What is required = Return each line of the records with nothing changed, pictures excepted.

[Stored records]
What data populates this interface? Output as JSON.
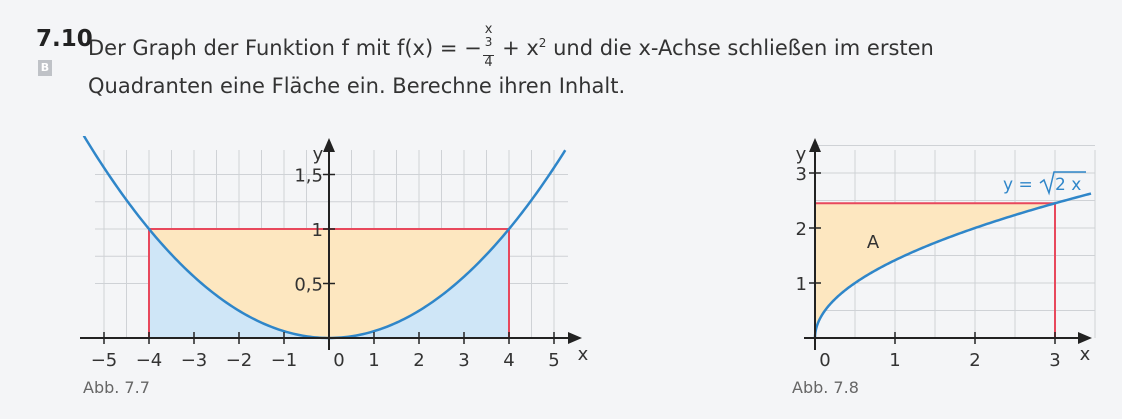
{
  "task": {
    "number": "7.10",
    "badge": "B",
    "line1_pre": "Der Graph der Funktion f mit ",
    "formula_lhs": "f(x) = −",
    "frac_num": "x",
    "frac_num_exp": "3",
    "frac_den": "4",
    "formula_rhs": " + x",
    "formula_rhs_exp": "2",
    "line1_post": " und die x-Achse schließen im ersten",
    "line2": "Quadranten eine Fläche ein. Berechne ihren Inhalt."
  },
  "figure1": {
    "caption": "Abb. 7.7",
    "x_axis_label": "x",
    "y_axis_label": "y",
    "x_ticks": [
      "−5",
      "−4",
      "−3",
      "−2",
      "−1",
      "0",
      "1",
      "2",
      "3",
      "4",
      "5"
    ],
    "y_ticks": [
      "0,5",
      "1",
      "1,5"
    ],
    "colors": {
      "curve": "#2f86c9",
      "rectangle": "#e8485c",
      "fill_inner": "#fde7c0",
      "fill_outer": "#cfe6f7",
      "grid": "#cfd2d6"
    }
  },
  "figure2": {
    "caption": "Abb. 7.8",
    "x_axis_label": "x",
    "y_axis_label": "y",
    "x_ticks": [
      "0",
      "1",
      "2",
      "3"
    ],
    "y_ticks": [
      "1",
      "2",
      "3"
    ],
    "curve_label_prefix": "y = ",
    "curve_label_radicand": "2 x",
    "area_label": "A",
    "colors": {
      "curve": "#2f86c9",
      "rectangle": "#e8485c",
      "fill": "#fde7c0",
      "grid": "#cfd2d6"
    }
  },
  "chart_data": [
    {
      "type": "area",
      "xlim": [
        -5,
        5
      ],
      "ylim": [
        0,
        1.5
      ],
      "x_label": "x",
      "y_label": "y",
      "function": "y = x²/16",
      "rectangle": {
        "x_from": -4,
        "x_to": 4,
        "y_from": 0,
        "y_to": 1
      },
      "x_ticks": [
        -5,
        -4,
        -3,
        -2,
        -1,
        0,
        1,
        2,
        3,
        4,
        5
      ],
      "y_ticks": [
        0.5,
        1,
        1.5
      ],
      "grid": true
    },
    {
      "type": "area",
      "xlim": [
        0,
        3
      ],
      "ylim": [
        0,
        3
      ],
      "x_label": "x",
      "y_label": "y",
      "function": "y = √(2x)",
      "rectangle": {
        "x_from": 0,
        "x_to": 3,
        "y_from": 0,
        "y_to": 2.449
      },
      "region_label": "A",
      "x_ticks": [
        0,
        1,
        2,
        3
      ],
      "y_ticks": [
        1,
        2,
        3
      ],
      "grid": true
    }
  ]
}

Correct response =
What data populates this interface? Output as JSON.
{
  "task": {
    "number": "7.10",
    "badge": "B",
    "line1_pre": "Der Graph der Funktion f mit ",
    "formula_lhs": "f(x) = −",
    "frac_num": "x",
    "frac_num_exp": "3",
    "frac_den": "4",
    "formula_rhs": " + x",
    "formula_rhs_exp": "2",
    "line1_post": " und die x-Achse schließen im ersten",
    "line2": "Quadranten eine Fläche ein. Berechne ihren Inhalt."
  },
  "figure1": {
    "caption": "Abb. 7.7",
    "x_axis_label": "x",
    "y_axis_label": "y",
    "x_ticks": [
      "−5",
      "−4",
      "−3",
      "−2",
      "−1",
      "0",
      "1",
      "2",
      "3",
      "4",
      "5"
    ],
    "y_ticks": [
      "0,5",
      "1",
      "1,5"
    ],
    "colors": {
      "curve": "#2f86c9",
      "rectangle": "#e8485c",
      "fill_inner": "#fde7c0",
      "fill_outer": "#cfe6f7",
      "grid": "#cfd2d6"
    }
  },
  "figure2": {
    "caption": "Abb. 7.8",
    "x_axis_label": "x",
    "y_axis_label": "y",
    "x_ticks": [
      "0",
      "1",
      "2",
      "3"
    ],
    "y_ticks": [
      "1",
      "2",
      "3"
    ],
    "curve_label_prefix": "y = ",
    "curve_label_radicand": "2 x",
    "area_label": "A",
    "colors": {
      "curve": "#2f86c9",
      "rectangle": "#e8485c",
      "fill": "#fde7c0",
      "grid": "#cfd2d6"
    }
  },
  "chart_data": [
    {
      "type": "area",
      "xlim": [
        -5,
        5
      ],
      "ylim": [
        0,
        1.5
      ],
      "x_label": "x",
      "y_label": "y",
      "function": "y = x²/16",
      "rectangle": {
        "x_from": -4,
        "x_to": 4,
        "y_from": 0,
        "y_to": 1
      },
      "x_ticks": [
        -5,
        -4,
        -3,
        -2,
        -1,
        0,
        1,
        2,
        3,
        4,
        5
      ],
      "y_ticks": [
        0.5,
        1,
        1.5
      ],
      "grid": true
    },
    {
      "type": "area",
      "xlim": [
        0,
        3
      ],
      "ylim": [
        0,
        3
      ],
      "x_label": "x",
      "y_label": "y",
      "function": "y = √(2x)",
      "rectangle": {
        "x_from": 0,
        "x_to": 3,
        "y_from": 0,
        "y_to": 2.449
      },
      "region_label": "A",
      "x_ticks": [
        0,
        1,
        2,
        3
      ],
      "y_ticks": [
        1,
        2,
        3
      ],
      "grid": true
    }
  ]
}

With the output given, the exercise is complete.